» PROBLEM TO SOLVE: Extract the complete listing and output it unchanged.

===== RAW RECORDS

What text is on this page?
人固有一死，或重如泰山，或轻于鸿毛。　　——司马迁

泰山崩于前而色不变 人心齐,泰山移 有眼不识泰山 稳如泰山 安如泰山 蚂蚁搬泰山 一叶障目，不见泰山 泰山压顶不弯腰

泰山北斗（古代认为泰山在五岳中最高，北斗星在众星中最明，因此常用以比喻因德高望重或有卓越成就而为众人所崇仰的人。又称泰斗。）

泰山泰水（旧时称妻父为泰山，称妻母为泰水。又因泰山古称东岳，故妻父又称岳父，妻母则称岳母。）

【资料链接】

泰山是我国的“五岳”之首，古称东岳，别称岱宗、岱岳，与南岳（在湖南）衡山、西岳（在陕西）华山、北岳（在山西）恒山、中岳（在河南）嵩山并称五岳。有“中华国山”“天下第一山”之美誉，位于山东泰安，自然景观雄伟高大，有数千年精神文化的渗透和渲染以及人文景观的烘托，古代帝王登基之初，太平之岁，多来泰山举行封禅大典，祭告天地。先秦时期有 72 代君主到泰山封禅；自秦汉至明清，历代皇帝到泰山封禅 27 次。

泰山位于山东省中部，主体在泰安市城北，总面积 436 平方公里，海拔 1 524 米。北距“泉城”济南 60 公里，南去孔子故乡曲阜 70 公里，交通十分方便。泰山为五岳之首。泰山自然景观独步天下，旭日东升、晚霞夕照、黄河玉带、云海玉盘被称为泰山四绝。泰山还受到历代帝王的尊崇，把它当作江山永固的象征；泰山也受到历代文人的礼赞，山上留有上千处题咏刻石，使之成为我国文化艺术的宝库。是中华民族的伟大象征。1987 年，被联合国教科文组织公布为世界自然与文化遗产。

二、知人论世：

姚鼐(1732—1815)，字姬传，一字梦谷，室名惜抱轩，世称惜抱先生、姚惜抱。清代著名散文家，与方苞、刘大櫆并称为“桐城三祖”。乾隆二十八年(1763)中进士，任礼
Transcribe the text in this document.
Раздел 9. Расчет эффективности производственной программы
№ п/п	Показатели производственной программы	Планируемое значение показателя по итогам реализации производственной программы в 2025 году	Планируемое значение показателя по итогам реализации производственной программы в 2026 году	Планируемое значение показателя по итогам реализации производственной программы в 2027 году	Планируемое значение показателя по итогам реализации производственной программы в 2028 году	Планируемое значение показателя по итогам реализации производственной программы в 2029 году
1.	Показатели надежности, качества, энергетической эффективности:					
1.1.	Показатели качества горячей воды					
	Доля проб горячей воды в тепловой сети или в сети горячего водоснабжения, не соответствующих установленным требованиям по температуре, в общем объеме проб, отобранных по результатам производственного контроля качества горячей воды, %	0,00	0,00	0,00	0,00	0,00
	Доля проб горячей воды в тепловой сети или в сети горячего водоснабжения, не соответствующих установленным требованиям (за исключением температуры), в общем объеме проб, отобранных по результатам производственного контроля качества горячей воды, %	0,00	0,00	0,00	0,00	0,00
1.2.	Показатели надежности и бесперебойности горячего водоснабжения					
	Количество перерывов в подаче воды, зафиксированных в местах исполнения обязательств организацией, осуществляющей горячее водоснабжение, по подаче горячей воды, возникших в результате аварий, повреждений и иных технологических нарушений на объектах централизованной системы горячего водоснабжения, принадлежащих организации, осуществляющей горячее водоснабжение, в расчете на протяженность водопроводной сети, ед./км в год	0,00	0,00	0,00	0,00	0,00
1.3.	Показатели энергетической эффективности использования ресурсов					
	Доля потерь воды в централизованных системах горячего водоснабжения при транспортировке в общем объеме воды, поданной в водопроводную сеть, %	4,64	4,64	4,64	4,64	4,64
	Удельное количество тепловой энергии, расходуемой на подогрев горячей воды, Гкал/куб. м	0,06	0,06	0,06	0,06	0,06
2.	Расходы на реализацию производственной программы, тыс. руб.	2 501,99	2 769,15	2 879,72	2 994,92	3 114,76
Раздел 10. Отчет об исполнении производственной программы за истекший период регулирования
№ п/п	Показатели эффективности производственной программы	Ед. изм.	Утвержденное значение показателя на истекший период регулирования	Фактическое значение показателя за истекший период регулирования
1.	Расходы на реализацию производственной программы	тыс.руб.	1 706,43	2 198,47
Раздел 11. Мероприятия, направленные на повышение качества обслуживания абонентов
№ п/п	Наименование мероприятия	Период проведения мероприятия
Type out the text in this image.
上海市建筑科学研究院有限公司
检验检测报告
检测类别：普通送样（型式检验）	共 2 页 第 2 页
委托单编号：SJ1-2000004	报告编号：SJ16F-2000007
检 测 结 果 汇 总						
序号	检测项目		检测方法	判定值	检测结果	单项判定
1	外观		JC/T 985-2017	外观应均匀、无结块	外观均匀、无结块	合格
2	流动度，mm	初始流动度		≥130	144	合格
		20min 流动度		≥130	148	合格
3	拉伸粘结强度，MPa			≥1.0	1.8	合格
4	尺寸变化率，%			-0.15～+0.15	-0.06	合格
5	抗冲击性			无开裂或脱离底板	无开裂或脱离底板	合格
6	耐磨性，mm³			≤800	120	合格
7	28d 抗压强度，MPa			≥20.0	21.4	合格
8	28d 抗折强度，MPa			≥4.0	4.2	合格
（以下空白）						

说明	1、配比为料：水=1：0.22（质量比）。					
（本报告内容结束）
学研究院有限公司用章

==========

» CORRECT RESULT:
What text is on this page?
人固有一死，或重如泰山，或轻于鸿毛。　　——司马迁

泰山崩于前而色不变 人心齐,泰山移 有眼不识泰山 稳如泰山 安如泰山 蚂蚁搬泰山 一叶障目，不见泰山 泰山压顶不弯腰

泰山北斗（古代认为泰山在五岳中最高，北斗星在众星中最明，因此常用以比喻因德高望重或有卓越成就而为众人所崇仰的人。又称泰斗。）

泰山泰水（旧时称妻父为泰山，称妻母为泰水。又因泰山古称东岳，故妻父又称岳父，妻母则称岳母。）

【资料链接】

泰山是我国的“五岳”之首，古称东岳，别称岱宗、岱岳，与南岳（在湖南）衡山、西岳（在陕西）华山、北岳（在山西）恒山、中岳（在河南）嵩山并称五岳。有“中华国山”“天下第一山”之美誉，位于山东泰安，自然景观雄伟高大，有数千年精神文化的渗透和渲染以及人文景观的烘托，古代帝王登基之初，太平之岁，多来泰山举行封禅大典，祭告天地。先秦时期有 72 代君主到泰山封禅；自秦汉至明清，历代皇帝到泰山封禅 27 次。

泰山位于山东省中部，主体在泰安市城北，总面积 436 平方公里，海拔 1 524 米。北距“泉城”济南 60 公里，南去孔子故乡曲阜 70 公里，交通十分方便。泰山为五岳之首。泰山自然景观独步天下，旭日东升、晚霞夕照、黄河玉带、云海玉盘被称为泰山四绝。泰山还受到历代帝王的尊崇，把它当作江山永固的象征；泰山也受到历代文人的礼赞，山上留有上千处题咏刻石，使之成为我国文化艺术的宝库。是中华民族的伟大象征。1987 年，被联合国教科文组织公布为世界自然与文化遗产。

二、知人论世：

姚鼐(1732—1815)，字姬传，一字梦谷，室名惜抱轩，世称惜抱先生、姚惜抱。清代著名散文家，与方苞、刘大櫆并称为“桐城三祖”。乾隆二十八年(1763)中进士，任礼
Transcribe the text in this document.
Раздел 9. Расчет эффективности производственной программы
№ п/п	Показатели производственной программы	Планируемое значение показателя по итогам реализации производственной программы в 2025 году	Планируемое значение показателя по итогам реализации производственной программы в 2026 году	Планируемое значение показателя по итогам реализации производственной программы в 2027 году	Планируемое значение показателя по итогам реализации производственной программы в 2028 году	Планируемое значение показателя по итогам реализации производственной программы в 2029 году
1.	Показатели надежности, качества, энергетической эффективности:					
1.1.	Показатели качества горячей воды					
	Доля проб горячей воды в тепловой сети или в сети горячего водоснабжения, не соответствующих установленным требованиям по температуре, в общем объеме проб, отобранных по результатам производственного контроля качества горячей воды, %	0,00	0,00	0,00	0,00	0,00
	Доля проб горячей воды в тепловой сети или в сети горячего водоснабжения, не соответствующих установленным требованиям (за исключением температуры), в общем объеме проб, отобранных по результатам производственного контроля качества горячей воды, %	0,00	0,00	0,00	0,00	0,00
1.2.	Показатели надежности и бесперебойности горячего водоснабжения					
	Количество перерывов в подаче воды, зафиксированных в местах исполнения обязательств организацией, осуществляющей горячее водоснабжение, по подаче горячей воды, возникших в результате аварий, повреждений и иных технологических нарушений на объектах централизованной системы горячего водоснабжения, принадлежащих организации, осуществляющей горячее водоснабжение, в расчете на протяженность водопроводной сети, ед./км в год	0,00	0,00	0,00	0,00	0,00
1.3.	Показатели энергетической эффективности использования ресурсов					
	Доля потерь воды в централизованных системах горячего водоснабжения при транспортировке в общем объеме воды, поданной в водопроводную сеть, %	4,64	4,64	4,64	4,64	4,64
	Удельное количество тепловой энергии, расходуемой на подогрев горячей воды, Гкал/куб. м	0,06	0,06	0,06	0,06	0,06
2.	Расходы на реализацию производственной программы, тыс. руб.	2 501,99	2 769,15	2 879,72	2 994,92	3 114,76
Раздел 10. Отчет об исполнении производственной программы за истекший период регулирования
№ п/п	Показатели эффективности производственной программы	Ед. изм.	Утвержденное значение показателя на истекший период регулирования	Фактическое значение показателя за истекший период регулирования
1.	Расходы на реализацию производственной программы	тыс.руб.	1 706,43	2 198,47
Раздел 11. Мероприятия, направленные на повышение качества обслуживания абонентов
№ п/п	Наименование мероприятия	Период проведения мероприятия
Type out the text in this image.
上海市建筑科学研究院有限公司
检验检测报告
检测类别：普通送样（型式检验）	共 2 页 第 2 页
委托单编号：SJ1-2000004	报告编号：SJ16F-2000007
检 测 结 果 汇 总						
序号	检测项目		检测方法	判定值	检测结果	单项判定
1	外观		JC/T 985-2017	外观应均匀、无结块	外观均匀、无结块	合格
2	流动度，mm	初始流动度		≥130	144	合格
		20min 流动度		≥130	148	合格
3	拉伸粘结强度，MPa			≥1.0	1.8	合格
4	尺寸变化率，%			-0.15～+0.15	-0.06	合格
5	抗冲击性			无开裂或脱离底板	无开裂或脱离底板	合格
6	耐磨性，mm³			≤800	120	合格
7	28d 抗压强度，MPa			≥20.0	21.4	合格
8	28d 抗折强度，MPa			≥4.0	4.2	合格
（以下空白）						

说明	1、配比为料：水=1：0.22（质量比）。					
（本报告内容结束）
学研究院有限公司用章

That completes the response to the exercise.